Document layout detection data
╭──

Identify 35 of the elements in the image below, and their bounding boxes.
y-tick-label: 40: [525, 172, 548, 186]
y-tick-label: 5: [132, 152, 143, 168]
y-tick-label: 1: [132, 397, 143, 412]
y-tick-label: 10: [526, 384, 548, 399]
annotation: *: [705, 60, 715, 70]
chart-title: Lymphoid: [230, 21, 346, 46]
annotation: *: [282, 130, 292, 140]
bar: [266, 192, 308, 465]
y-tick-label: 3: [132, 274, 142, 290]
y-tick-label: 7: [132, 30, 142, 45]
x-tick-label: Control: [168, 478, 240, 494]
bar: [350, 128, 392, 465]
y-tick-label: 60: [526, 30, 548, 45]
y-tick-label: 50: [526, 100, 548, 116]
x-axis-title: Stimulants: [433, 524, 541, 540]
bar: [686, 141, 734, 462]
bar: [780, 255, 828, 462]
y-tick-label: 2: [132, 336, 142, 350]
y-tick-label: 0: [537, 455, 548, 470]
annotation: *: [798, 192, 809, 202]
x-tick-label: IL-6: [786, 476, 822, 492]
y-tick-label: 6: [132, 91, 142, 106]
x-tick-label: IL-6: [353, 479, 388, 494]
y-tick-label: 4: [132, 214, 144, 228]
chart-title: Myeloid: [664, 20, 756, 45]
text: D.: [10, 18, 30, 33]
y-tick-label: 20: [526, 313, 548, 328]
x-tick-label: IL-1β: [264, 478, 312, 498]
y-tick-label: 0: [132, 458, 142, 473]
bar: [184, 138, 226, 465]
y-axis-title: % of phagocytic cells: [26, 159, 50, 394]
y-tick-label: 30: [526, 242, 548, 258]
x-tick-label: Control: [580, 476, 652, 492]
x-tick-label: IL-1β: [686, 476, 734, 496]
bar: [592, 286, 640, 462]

╰──
╭──

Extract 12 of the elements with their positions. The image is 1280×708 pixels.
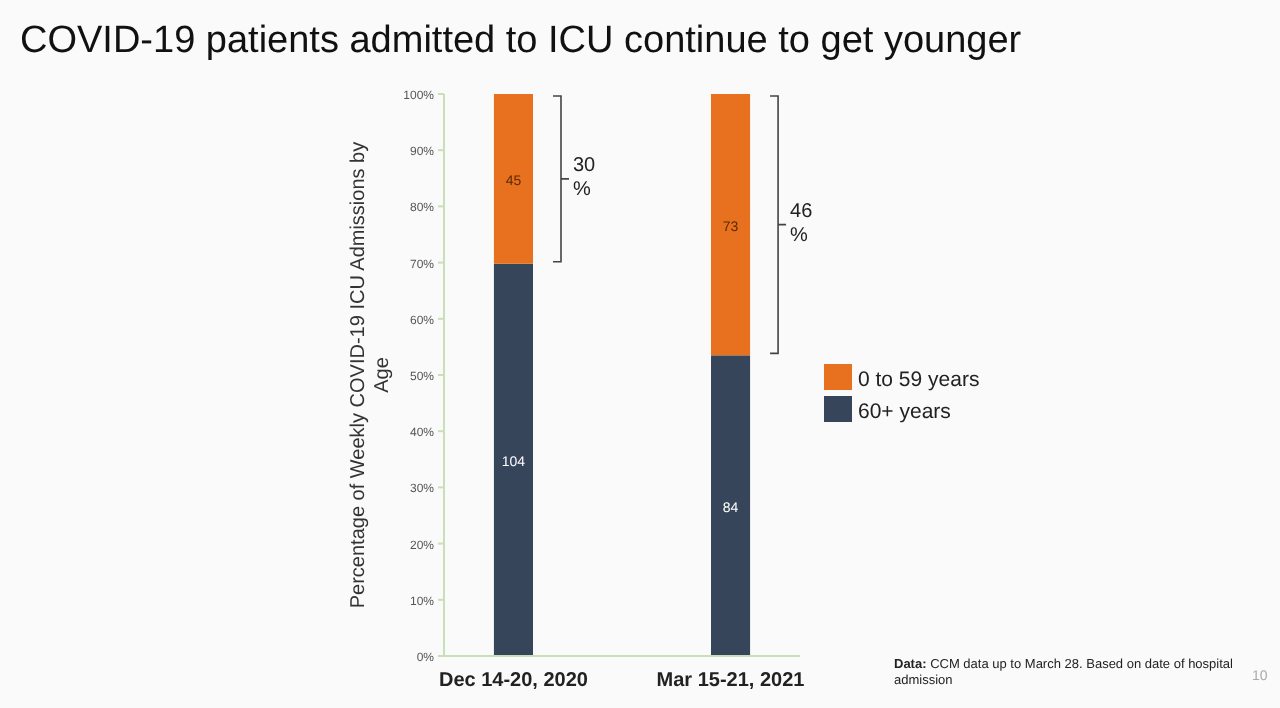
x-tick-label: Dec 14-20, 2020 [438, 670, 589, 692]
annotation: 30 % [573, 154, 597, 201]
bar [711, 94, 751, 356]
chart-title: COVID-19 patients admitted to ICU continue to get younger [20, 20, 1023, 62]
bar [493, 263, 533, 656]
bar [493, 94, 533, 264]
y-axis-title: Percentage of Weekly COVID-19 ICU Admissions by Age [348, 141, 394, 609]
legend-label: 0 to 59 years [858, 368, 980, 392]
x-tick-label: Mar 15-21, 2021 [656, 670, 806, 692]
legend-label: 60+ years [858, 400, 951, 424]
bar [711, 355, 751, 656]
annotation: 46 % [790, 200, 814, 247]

╰──

**Work to be completed**: Please go through the data above and copy every line that has the word "axis".

**Task output**:
x-axis-title: Stimulants: [433, 524, 541, 540]
y-axis-title: % of phagocytic cells: [26, 159, 50, 394]
y-axis-title: Percentage of Weekly COVID-19 ICU Admissions by Age [348, 141, 394, 609]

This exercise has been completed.